» **Required work**: Give the listing again in full, exactly as written.

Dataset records
☆ ☆ ☆ ☆ ☆ ☆ ☆

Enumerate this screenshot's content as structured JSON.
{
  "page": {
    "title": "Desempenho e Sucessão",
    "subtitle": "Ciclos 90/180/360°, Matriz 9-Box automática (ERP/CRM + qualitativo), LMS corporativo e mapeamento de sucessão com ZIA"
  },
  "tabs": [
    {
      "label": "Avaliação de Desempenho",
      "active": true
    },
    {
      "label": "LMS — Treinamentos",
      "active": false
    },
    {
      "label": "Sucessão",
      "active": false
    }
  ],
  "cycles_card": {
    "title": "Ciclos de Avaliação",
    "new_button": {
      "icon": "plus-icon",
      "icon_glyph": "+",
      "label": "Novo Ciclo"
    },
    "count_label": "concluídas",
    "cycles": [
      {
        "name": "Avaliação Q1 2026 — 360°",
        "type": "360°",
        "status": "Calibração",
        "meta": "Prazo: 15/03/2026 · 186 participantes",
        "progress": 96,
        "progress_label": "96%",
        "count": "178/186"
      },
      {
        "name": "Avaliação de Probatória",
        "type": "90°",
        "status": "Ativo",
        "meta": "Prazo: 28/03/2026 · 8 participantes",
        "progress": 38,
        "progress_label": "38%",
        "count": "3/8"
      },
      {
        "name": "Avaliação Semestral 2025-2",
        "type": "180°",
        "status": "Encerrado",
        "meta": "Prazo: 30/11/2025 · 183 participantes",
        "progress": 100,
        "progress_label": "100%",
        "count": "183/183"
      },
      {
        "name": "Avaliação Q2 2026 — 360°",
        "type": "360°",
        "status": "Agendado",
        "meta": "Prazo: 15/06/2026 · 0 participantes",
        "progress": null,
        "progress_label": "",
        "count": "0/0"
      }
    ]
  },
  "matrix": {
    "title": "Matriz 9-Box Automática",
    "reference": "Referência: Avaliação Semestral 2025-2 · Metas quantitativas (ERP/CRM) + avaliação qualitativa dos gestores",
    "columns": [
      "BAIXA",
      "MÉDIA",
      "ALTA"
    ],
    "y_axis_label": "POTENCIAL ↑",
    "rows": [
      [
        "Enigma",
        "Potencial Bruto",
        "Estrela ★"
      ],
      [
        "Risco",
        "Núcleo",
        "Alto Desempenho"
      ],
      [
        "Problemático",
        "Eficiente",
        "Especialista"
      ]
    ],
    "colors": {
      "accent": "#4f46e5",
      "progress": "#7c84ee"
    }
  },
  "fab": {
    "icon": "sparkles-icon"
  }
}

☆ ☆ ☆ ☆ ☆ ☆ ☆

» **Task solution**:
Enumerate this screenshot's content as structured JSON.
{
  "page": {
    "title": "Desempenho e Sucessão",
    "subtitle": "Ciclos 90/180/360°, Matriz 9-Box automática (ERP/CRM + qualitativo), LMS corporativo e mapeamento de sucessão com ZIA"
  },
  "tabs": [
    {
      "label": "Avaliação de Desempenho",
      "active": true
    },
    {
      "label": "LMS — Treinamentos",
      "active": false
    },
    {
      "label": "Sucessão",
      "active": false
    }
  ],
  "cycles_card": {
    "title": "Ciclos de Avaliação",
    "new_button": {
      "icon": "plus-icon",
      "icon_glyph": "+",
      "label": "Novo Ciclo"
    },
    "count_label": "concluídas",
    "cycles": [
      {
        "name": "Avaliação Q1 2026 — 360°",
        "type": "360°",
        "status": "Calibração",
        "meta": "Prazo: 15/03/2026 · 186 participantes",
        "progress": 96,
        "progress_label": "96%",
        "count": "178/186"
      },
      {
        "name": "Avaliação de Probatória",
        "type": "90°",
        "status": "Ativo",
        "meta": "Prazo: 28/03/2026 · 8 participantes",
        "progress": 38,
        "progress_label": "38%",
        "count": "3/8"
      },
      {
        "name": "Avaliação Semestral 2025-2",
        "type": "180°",
        "status": "Encerrado",
        "meta": "Prazo: 30/11/2025 · 183 participantes",
        "progress": 100,
        "progress_label": "100%",
        "count": "183/183"
      },
      {
        "name": "Avaliação Q2 2026 — 360°",
        "type": "360°",
        "status": "Agendado",
        "meta": "Prazo: 15/06/2026 · 0 participantes",
        "progress": null,
        "progress_label": "",
        "count": "0/0"
      }
    ]
  },
  "matrix": {
    "title": "Matriz 9-Box Automática",
    "reference": "Referência: Avaliação Semestral 2025-2 · Metas quantitativas (ERP/CRM) + avaliação qualitativa dos gestores",
    "columns": [
      "BAIXA",
      "MÉDIA",
      "ALTA"
    ],
    "y_axis_label": "POTENCIAL ↑",
    "rows": [
      [
        "Enigma",
        "Potencial Bruto",
        "Estrela ★"
      ],
      [
        "Risco",
        "Núcleo",
        "Alto Desempenho"
      ],
      [
        "Problemático",
        "Eficiente",
        "Especialista"
      ]
    ],
    "colors": {
      "accent": "#4f46e5",
      "progress": "#7c84ee"
    }
  },
  "fab": {
    "icon": "sparkles-icon"
  }
}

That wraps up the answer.